-------- Data section

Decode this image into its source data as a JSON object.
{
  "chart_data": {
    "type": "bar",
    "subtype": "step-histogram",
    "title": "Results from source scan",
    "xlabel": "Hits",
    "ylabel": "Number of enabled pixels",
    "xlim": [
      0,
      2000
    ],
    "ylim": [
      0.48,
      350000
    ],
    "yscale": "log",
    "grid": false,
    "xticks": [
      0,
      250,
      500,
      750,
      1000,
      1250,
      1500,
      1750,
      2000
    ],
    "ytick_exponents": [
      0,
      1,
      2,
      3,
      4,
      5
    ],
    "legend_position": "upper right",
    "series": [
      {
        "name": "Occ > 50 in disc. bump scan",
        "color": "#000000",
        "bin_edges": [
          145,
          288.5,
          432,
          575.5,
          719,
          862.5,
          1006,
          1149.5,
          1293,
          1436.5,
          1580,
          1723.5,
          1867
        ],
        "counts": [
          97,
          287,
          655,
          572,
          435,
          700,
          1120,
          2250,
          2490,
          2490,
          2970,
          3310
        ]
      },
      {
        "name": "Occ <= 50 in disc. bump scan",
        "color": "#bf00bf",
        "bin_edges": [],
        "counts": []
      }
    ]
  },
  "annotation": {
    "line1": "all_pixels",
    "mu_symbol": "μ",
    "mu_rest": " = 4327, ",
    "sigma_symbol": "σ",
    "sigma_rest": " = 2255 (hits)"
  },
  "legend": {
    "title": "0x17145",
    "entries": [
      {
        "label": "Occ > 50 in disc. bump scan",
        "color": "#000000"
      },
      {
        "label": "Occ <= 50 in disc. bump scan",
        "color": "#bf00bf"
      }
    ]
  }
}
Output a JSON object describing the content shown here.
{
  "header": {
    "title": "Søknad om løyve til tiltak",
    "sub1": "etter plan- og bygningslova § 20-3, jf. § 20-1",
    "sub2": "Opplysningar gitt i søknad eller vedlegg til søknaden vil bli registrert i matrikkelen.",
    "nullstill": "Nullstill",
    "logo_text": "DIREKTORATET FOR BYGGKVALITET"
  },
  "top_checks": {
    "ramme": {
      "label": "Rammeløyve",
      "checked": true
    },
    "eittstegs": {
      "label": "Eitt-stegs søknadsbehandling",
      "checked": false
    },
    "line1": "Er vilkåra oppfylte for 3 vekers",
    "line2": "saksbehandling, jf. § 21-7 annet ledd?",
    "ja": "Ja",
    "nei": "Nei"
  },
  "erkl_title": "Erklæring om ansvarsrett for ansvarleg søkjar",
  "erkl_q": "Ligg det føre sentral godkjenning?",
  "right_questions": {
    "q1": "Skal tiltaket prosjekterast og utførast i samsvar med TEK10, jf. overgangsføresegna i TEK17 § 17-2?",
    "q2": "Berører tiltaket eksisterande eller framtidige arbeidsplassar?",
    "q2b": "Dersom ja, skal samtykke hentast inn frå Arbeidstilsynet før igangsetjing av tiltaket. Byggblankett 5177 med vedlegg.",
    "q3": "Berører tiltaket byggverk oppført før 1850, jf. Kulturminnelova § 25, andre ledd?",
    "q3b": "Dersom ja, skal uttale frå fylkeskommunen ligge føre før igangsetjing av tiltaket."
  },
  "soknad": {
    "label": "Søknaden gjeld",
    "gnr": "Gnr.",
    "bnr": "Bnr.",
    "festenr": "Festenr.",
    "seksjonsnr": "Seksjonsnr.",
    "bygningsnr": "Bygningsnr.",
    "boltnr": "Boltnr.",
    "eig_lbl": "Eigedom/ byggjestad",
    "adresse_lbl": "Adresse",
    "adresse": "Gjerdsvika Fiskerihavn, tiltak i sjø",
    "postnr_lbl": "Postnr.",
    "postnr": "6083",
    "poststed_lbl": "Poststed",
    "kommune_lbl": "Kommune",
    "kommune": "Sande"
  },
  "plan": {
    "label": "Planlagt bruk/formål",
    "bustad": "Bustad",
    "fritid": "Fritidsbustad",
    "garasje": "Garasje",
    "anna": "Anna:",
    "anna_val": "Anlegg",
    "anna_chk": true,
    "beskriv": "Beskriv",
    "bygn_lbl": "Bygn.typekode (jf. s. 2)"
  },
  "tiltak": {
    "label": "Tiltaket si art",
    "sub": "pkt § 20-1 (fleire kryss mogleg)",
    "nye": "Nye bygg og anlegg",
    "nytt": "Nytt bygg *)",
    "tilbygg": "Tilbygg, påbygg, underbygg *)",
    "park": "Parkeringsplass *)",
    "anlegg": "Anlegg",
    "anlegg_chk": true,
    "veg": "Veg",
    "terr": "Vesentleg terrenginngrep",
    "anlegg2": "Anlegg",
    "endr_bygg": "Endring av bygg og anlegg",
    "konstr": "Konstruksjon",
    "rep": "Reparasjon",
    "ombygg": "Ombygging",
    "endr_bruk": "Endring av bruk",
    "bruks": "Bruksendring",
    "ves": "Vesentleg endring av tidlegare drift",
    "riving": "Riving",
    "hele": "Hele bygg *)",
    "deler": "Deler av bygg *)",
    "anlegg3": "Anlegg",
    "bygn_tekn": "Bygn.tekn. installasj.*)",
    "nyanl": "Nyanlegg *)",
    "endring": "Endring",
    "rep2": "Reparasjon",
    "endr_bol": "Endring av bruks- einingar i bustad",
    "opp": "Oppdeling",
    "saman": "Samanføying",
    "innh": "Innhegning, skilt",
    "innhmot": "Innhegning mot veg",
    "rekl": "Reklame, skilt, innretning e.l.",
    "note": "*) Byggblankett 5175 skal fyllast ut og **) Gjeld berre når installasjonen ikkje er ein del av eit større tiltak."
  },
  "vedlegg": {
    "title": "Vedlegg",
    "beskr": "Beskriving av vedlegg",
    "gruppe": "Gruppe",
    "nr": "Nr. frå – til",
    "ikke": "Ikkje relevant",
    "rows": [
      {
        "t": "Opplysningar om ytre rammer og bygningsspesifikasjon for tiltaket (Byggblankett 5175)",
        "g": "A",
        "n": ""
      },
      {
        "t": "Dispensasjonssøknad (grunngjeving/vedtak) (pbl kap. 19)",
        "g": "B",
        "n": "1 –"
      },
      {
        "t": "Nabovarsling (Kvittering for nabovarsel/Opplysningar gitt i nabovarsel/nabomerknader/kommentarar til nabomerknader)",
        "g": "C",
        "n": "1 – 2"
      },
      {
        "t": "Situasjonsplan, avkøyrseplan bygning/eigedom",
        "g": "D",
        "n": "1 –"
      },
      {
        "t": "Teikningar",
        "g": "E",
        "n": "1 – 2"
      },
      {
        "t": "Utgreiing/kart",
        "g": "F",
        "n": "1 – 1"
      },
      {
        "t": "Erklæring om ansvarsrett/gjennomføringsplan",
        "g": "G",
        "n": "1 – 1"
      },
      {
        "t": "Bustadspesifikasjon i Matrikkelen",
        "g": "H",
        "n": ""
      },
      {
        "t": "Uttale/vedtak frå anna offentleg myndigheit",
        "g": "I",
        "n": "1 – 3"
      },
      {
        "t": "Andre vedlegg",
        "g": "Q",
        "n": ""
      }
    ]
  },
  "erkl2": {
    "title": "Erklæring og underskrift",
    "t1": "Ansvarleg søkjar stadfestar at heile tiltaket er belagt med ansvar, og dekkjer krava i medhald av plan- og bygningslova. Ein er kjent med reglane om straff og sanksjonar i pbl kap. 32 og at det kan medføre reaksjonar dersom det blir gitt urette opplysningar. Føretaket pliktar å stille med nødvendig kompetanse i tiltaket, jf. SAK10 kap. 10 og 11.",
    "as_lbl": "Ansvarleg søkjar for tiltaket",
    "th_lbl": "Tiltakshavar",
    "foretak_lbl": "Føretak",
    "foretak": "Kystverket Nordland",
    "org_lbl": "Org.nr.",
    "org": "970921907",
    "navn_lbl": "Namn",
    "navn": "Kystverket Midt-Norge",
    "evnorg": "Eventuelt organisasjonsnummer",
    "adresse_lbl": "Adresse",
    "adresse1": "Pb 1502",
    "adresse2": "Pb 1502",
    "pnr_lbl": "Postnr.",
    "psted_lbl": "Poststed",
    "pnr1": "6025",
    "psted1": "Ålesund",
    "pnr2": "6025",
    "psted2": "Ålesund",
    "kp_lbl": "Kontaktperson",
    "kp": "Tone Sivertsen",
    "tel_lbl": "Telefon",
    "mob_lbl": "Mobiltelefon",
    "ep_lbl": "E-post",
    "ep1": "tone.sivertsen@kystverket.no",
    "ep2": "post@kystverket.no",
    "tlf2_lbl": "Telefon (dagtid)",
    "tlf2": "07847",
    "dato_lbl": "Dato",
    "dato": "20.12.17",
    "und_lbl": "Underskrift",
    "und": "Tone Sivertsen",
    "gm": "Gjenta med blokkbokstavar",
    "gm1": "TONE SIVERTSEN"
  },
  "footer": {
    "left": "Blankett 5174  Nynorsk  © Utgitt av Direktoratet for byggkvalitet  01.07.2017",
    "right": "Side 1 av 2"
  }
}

----------------

§ What this task involves: Within the listing, how many lines hold the word "JSON"? Only the number is to be given.

§ Expected output: 2